**Description of the task**
Search the listing for the string "this" and copy every line that contains it.

**Provided data**
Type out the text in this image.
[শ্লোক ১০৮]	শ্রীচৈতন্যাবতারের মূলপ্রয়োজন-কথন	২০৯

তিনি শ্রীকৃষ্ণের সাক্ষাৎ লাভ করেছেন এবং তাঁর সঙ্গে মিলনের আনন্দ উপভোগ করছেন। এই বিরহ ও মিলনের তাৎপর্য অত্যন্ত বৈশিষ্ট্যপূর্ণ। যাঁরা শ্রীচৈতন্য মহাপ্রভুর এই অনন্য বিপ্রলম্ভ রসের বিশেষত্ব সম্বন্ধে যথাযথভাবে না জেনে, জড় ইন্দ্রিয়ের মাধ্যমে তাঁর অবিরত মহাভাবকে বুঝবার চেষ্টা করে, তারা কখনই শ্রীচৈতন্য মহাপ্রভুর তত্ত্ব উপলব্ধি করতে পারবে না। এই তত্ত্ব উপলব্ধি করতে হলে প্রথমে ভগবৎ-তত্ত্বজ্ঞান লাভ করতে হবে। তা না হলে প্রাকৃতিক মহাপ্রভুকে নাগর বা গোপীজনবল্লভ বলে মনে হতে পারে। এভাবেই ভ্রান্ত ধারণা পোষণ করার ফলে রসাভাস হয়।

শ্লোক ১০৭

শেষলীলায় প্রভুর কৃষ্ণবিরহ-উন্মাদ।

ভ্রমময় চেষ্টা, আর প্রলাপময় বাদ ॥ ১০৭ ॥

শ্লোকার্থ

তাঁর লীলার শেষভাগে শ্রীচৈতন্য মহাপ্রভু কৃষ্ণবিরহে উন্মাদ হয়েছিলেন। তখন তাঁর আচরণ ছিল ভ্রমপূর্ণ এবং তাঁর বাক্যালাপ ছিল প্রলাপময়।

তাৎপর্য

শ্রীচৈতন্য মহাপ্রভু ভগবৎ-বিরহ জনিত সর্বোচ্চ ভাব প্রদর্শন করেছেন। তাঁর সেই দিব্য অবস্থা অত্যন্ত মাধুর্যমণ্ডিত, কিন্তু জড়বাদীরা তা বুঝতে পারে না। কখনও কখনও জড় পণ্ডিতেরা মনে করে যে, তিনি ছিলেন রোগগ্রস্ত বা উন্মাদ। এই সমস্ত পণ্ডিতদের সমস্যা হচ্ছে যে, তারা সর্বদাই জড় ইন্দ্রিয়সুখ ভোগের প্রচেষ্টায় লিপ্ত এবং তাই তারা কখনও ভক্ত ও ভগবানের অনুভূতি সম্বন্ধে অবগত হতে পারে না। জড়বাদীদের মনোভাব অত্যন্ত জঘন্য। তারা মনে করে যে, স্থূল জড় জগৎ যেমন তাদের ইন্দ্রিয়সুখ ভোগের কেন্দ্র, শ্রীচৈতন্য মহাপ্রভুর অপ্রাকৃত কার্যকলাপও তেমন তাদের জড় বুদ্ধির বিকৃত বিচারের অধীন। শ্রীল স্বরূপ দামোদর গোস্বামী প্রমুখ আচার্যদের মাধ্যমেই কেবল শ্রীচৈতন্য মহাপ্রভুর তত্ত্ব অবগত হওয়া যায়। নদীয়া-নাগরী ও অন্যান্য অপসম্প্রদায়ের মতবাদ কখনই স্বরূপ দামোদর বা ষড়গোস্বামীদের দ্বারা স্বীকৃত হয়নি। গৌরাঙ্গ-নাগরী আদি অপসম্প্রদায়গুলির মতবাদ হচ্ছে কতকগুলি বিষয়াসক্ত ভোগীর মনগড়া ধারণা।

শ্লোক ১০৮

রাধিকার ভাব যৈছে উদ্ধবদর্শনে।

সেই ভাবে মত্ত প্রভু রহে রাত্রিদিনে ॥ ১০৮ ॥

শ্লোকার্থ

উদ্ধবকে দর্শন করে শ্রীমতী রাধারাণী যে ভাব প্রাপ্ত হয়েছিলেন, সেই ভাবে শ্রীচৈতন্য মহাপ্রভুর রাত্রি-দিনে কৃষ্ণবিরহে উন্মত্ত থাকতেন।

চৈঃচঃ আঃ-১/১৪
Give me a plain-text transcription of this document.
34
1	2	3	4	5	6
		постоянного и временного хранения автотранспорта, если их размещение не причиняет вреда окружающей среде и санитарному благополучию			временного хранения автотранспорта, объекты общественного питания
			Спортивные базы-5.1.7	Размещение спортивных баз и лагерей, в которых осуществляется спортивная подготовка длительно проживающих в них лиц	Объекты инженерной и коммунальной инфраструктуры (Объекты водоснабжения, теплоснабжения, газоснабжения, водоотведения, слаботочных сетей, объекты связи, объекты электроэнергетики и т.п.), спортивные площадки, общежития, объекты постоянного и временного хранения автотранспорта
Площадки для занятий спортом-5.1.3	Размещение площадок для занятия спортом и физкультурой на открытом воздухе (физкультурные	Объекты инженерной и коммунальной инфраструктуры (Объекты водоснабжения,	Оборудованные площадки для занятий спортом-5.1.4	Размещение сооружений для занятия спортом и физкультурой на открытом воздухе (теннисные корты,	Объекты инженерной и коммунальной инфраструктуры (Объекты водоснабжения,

**Solved exercise**
Type out the text in this image.
Give me a plain-text transcription of this document.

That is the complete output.